* _Exercise requirements_
Emit the entire listing verbatim.

◇ ◇ ◇

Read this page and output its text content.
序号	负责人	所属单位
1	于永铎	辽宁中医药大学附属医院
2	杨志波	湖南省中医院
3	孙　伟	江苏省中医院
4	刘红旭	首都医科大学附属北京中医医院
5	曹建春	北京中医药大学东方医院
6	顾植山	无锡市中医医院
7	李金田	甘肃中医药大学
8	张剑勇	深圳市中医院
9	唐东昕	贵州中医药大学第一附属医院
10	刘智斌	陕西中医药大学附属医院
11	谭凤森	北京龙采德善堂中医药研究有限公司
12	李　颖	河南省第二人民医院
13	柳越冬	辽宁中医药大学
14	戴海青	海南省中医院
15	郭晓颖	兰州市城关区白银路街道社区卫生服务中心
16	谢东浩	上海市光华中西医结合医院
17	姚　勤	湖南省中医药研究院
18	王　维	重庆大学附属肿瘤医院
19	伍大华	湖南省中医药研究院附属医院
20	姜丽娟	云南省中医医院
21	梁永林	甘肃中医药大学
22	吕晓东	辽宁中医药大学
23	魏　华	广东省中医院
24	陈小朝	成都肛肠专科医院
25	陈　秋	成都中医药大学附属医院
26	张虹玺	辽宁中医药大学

◇ ◇ ◇

* _Problem solution_
Read this page and output its text content.
序号	负责人	所属单位
1	于永铎	辽宁中医药大学附属医院
2	杨志波	湖南省中医院
3	孙　伟	江苏省中医院
4	刘红旭	首都医科大学附属北京中医医院
5	曹建春	北京中医药大学东方医院
6	顾植山	无锡市中医医院
7	李金田	甘肃中医药大学
8	张剑勇	深圳市中医院
9	唐东昕	贵州中医药大学第一附属医院
10	刘智斌	陕西中医药大学附属医院
11	谭凤森	北京龙采德善堂中医药研究有限公司
12	李　颖	河南省第二人民医院
13	柳越冬	辽宁中医药大学
14	戴海青	海南省中医院
15	郭晓颖	兰州市城关区白银路街道社区卫生服务中心
16	谢东浩	上海市光华中西医结合医院
17	姚　勤	湖南省中医药研究院
18	王　维	重庆大学附属肿瘤医院
19	伍大华	湖南省中医药研究院附属医院
20	姜丽娟	云南省中医医院
21	梁永林	甘肃中医药大学
22	吕晓东	辽宁中医药大学
23	魏　华	广东省中医院
24	陈小朝	成都肛肠专科医院
25	陈　秋	成都中医药大学附属医院
26	张虹玺	辽宁中医药大学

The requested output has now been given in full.